**Objective**
Every line of the records below should be restated exactly.

== Data supplied

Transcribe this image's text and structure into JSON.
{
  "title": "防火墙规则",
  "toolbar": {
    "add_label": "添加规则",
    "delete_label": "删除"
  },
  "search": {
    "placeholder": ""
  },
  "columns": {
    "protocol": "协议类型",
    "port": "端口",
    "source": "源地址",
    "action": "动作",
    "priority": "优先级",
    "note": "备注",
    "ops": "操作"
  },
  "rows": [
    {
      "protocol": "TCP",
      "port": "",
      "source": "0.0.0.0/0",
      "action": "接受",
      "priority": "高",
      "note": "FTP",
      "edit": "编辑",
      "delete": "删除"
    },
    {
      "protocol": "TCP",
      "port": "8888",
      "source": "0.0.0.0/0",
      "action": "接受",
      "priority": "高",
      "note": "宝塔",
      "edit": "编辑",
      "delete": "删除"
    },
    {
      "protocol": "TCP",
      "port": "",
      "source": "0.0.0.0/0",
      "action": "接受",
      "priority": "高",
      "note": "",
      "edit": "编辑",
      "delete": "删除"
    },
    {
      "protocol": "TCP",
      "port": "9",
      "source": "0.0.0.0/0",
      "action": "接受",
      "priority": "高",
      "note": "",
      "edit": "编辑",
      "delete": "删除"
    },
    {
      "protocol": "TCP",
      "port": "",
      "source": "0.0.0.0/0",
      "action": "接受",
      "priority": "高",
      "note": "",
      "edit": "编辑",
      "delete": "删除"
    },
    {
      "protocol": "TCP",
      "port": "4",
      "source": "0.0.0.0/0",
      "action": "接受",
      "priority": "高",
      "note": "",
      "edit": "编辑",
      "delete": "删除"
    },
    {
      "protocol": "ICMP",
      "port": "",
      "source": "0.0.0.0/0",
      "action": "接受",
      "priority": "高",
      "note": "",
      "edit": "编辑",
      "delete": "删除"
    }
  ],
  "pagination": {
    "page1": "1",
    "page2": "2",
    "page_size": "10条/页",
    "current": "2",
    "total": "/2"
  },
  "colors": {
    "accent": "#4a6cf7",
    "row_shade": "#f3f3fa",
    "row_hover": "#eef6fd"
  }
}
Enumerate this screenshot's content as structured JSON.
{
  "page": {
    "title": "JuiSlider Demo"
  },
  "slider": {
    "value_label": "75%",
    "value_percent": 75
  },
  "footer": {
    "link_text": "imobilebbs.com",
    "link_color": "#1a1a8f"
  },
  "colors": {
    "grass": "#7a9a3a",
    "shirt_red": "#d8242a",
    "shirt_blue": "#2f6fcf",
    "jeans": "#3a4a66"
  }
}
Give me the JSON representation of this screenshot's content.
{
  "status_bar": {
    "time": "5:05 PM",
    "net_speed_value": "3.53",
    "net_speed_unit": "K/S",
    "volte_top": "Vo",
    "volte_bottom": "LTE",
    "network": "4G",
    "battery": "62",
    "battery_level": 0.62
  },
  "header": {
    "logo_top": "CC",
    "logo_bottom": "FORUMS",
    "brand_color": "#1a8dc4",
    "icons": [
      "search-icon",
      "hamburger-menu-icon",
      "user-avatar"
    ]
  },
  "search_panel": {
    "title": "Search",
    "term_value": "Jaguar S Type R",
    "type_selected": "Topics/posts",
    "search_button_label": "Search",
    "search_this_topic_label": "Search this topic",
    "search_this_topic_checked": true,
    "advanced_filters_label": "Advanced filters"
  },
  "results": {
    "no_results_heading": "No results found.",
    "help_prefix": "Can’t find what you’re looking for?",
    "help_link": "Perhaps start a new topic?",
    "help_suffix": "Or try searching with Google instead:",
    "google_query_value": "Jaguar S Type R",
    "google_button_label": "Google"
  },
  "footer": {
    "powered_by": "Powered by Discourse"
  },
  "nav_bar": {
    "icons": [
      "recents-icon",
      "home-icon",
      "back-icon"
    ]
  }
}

====

**Response for this exercise**
Transcribe this image's text and structure into JSON.
{
  "title": "防火墙规则",
  "toolbar": {
    "add_label": "添加规则",
    "delete_label": "删除"
  },
  "search": {
    "placeholder": ""
  },
  "columns": {
    "protocol": "协议类型",
    "port": "端口",
    "source": "源地址",
    "action": "动作",
    "priority": "优先级",
    "note": "备注",
    "ops": "操作"
  },
  "rows": [
    {
      "protocol": "TCP",
      "port": "",
      "source": "0.0.0.0/0",
      "action": "接受",
      "priority": "高",
      "note": "FTP",
      "edit": "编辑",
      "delete": "删除"
    },
    {
      "protocol": "TCP",
      "port": "8888",
      "source": "0.0.0.0/0",
      "action": "接受",
      "priority": "高",
      "note": "宝塔",
      "edit": "编辑",
      "delete": "删除"
    },
    {
      "protocol": "TCP",
      "port": "",
      "source": "0.0.0.0/0",
      "action": "接受",
      "priority": "高",
      "note": "",
      "edit": "编辑",
      "delete": "删除"
    },
    {
      "protocol": "TCP",
      "port": "9",
      "source": "0.0.0.0/0",
      "action": "接受",
      "priority": "高",
      "note": "",
      "edit": "编辑",
      "delete": "删除"
    },
    {
      "protocol": "TCP",
      "port": "",
      "source": "0.0.0.0/0",
      "action": "接受",
      "priority": "高",
      "note": "",
      "edit": "编辑",
      "delete": "删除"
    },
    {
      "protocol": "TCP",
      "port": "4",
      "source": "0.0.0.0/0",
      "action": "接受",
      "priority": "高",
      "note": "",
      "edit": "编辑",
      "delete": "删除"
    },
    {
      "protocol": "ICMP",
      "port": "",
      "source": "0.0.0.0/0",
      "action": "接受",
      "priority": "高",
      "note": "",
      "edit": "编辑",
      "delete": "删除"
    }
  ],
  "pagination": {
    "page1": "1",
    "page2": "2",
    "page_size": "10条/页",
    "current": "2",
    "total": "/2"
  },
  "colors": {
    "accent": "#4a6cf7",
    "row_shade": "#f3f3fa",
    "row_hover": "#eef6fd"
  }
}
Enumerate this screenshot's content as structured JSON.
{
  "page": {
    "title": "JuiSlider Demo"
  },
  "slider": {
    "value_label": "75%",
    "value_percent": 75
  },
  "footer": {
    "link_text": "imobilebbs.com",
    "link_color": "#1a1a8f"
  },
  "colors": {
    "grass": "#7a9a3a",
    "shirt_red": "#d8242a",
    "shirt_blue": "#2f6fcf",
    "jeans": "#3a4a66"
  }
}
Give me the JSON representation of this screenshot's content.
{
  "status_bar": {
    "time": "5:05 PM",
    "net_speed_value": "3.53",
    "net_speed_unit": "K/S",
    "volte_top": "Vo",
    "volte_bottom": "LTE",
    "network": "4G",
    "battery": "62",
    "battery_level": 0.62
  },
  "header": {
    "logo_top": "CC",
    "logo_bottom": "FORUMS",
    "brand_color": "#1a8dc4",
    "icons": [
      "search-icon",
      "hamburger-menu-icon",
      "user-avatar"
    ]
  },
  "search_panel": {
    "title": "Search",
    "term_value": "Jaguar S Type R",
    "type_selected": "Topics/posts",
    "search_button_label": "Search",
    "search_this_topic_label": "Search this topic",
    "search_this_topic_checked": true,
    "advanced_filters_label": "Advanced filters"
  },
  "results": {
    "no_results_heading": "No results found.",
    "help_prefix": "Can’t find what you’re looking for?",
    "help_link": "Perhaps start a new topic?",
    "help_suffix": "Or try searching with Google instead:",
    "google_query_value": "Jaguar S Type R",
    "google_button_label": "Google"
  },
  "footer": {
    "powered_by": "Powered by Discourse"
  },
  "nav_bar": {
    "icons": [
      "recents-icon",
      "home-icon",
      "back-icon"
    ]
  }
}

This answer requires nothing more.